Work to do
Pull out every line below holding the word "安徽中建世纪兴房地产土地评估有限公司".

* START Data section *

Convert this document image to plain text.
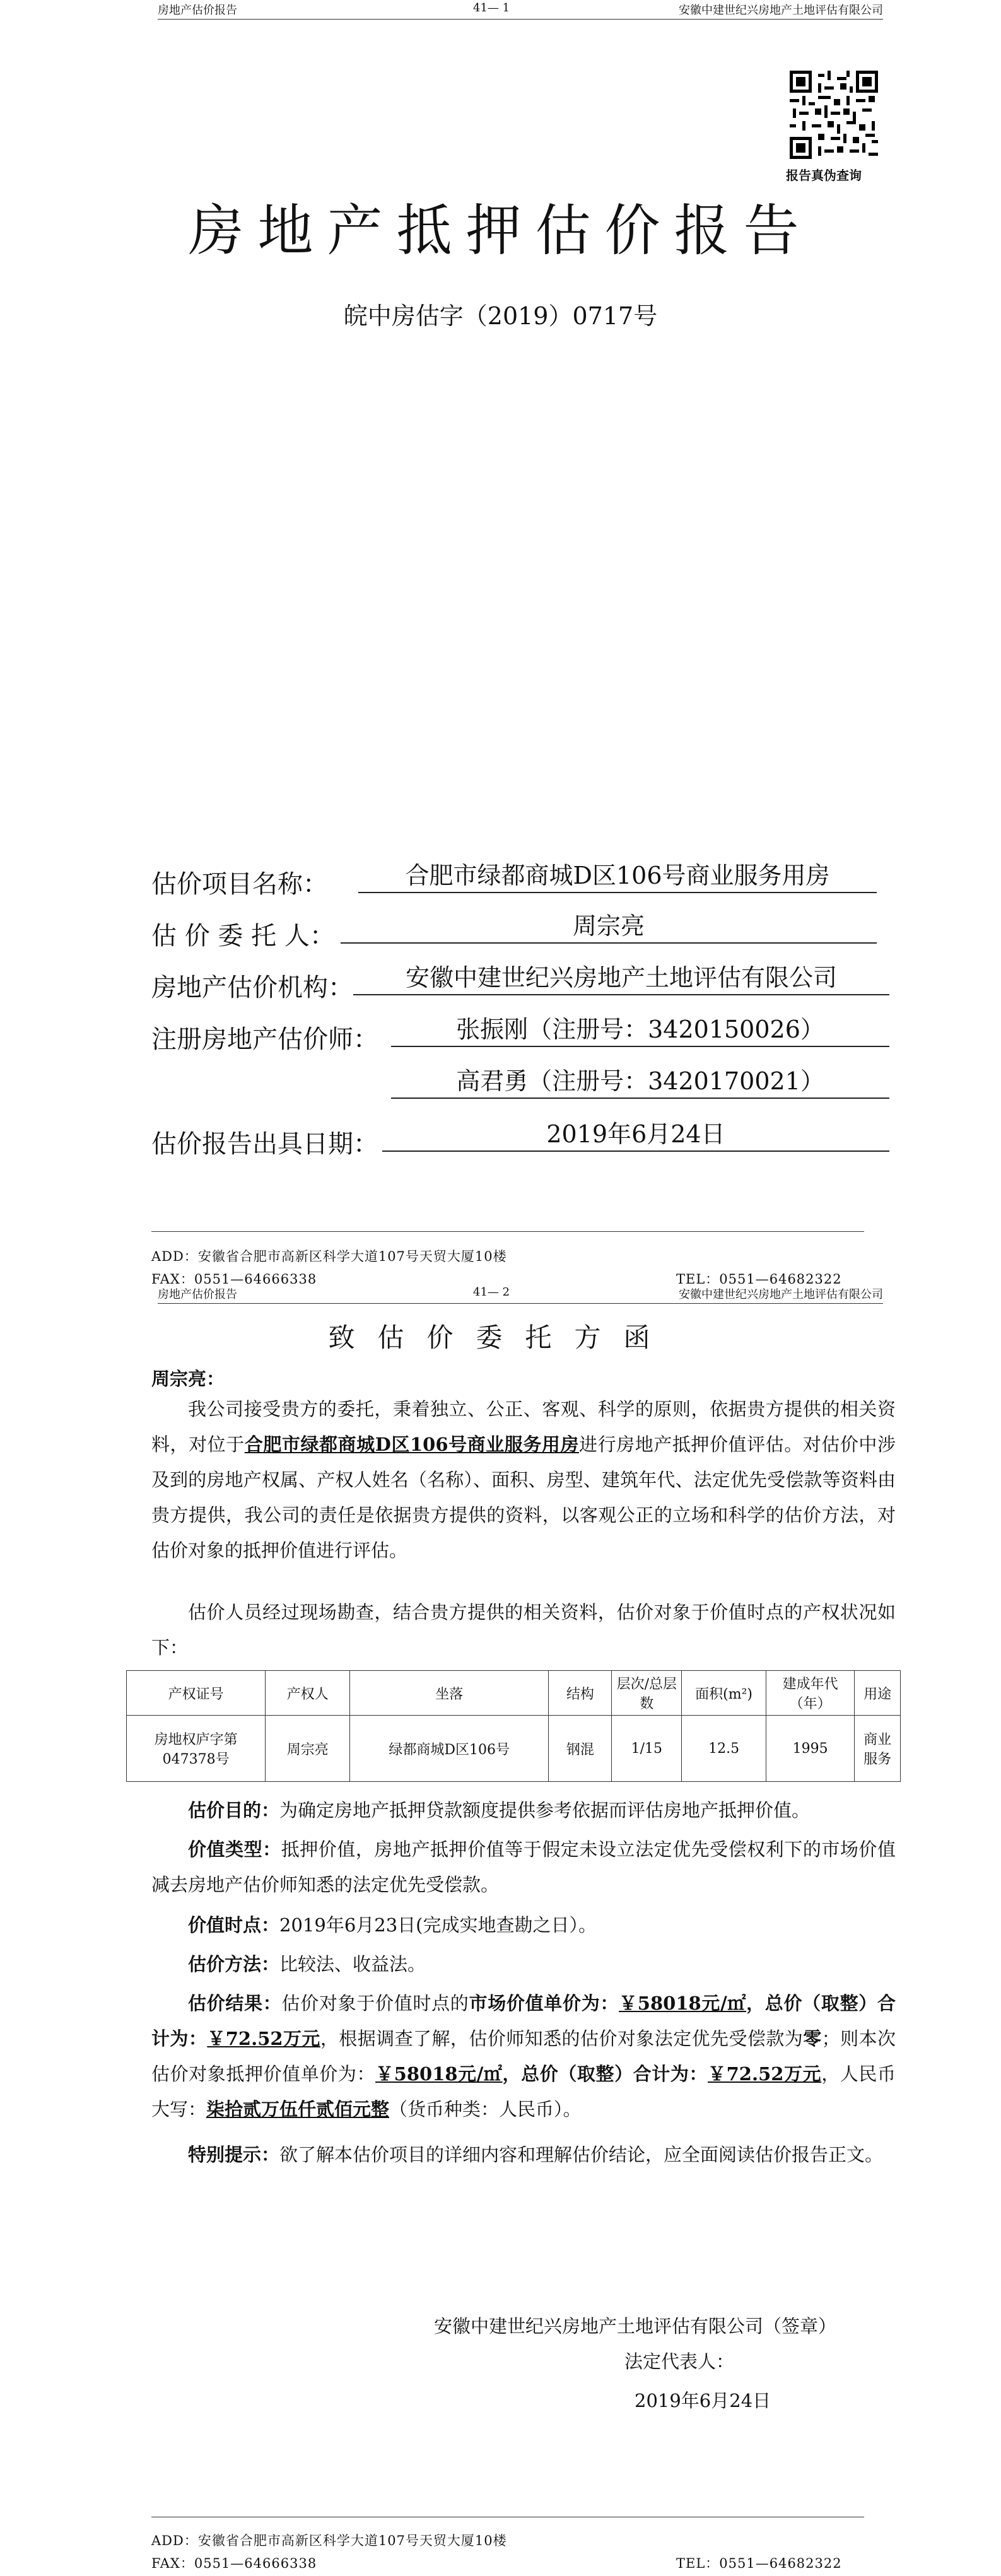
房地产估价报告	41— 1	安徽中建世纪兴房地产土地评估有限公司
报告真伪查询
房地产抵押估价报告
皖中房估字（2019）0717号
估价项目名称：	合肥市绿都商城D区106号商业服务用房
估 价 委 托 人：	周宗亮
房地产估价机构：	安徽中建世纪兴房地产土地评估有限公司
注册房地产估价师：	张振刚（注册号：3420150026）
高君勇（注册号：3420170021）
估价报告出具日期：	2019年6月24日
ADD：安徽省合肥市高新区科学大道107号天贸大厦10楼
FAX：0551—64666338	TEL：0551—64682322
房地产估价报告	41— 2	安徽中建世纪兴房地产土地评估有限公司
致估价委托方函
周宗亮：
我公司接受贵方的委托，秉着独立、公正、客观、科学的原则，依据贵方提供的相关资料，对位于合肥市绿都商城D区106号商业服务用房进行房地产抵押价值评估。对估价中涉及到的房地产权属、产权人姓名（名称）、面积、房型、建筑年代、法定优先受偿款等资料由贵方提供，我公司的责任是依据贵方提供的资料，以客观公正的立场和科学的估价方法，对估价对象的抵押价值进行评估。
估价人员经过现场勘查，结合贵方提供的相关资料，估价对象于价值时点的产权状况如下：
产权证号	产权人	坐落	结构	层次/总层数	面积(m²)	建成年代（年）	用途
房地权庐字第047378号	周宗亮	绿都商城D区106号	钢混	1/15	12.5	1995	商业服务
估价目的：为确定房地产抵押贷款额度提供参考依据而评估房地产抵押价值。
价值类型：抵押价值，房地产抵押价值等于假定未设立法定优先受偿权利下的市场价值减去房地产估价师知悉的法定优先受偿款。
价值时点：2019年6月23日(完成实地查勘之日）。
估价方法：比较法、收益法。
估价结果：估价对象于价值时点的市场价值单价为：￥58018元/㎡，总价（取整）合计为：￥72.52万元，根据调查了解，估价师知悉的估价对象法定优先受偿款为零；则本次估价对象抵押价值单价为：￥58018元/㎡，总价（取整）合计为：￥72.52万元，人民币大写：柒拾贰万伍仟贰佰元整（货币种类：人民币）。
特别提示：欲了解本估价项目的详细内容和理解估价结论，应全面阅读估价报告正文。
安徽中建世纪兴房地产土地评估有限公司（签章）
法定代表人：
2019年6月24日
ADD：安徽省合肥市高新区科学大道107号天贸大厦10楼
FAX：0551—64666338	TEL：0551—64682322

* END Data section *

Output for this task
房地产估价报告	41— 1	安徽中建世纪兴房地产土地评估有限公司
房地产估价机构：	安徽中建世纪兴房地产土地评估有限公司
房地产估价报告	41— 2	安徽中建世纪兴房地产土地评估有限公司
安徽中建世纪兴房地产土地评估有限公司（签章）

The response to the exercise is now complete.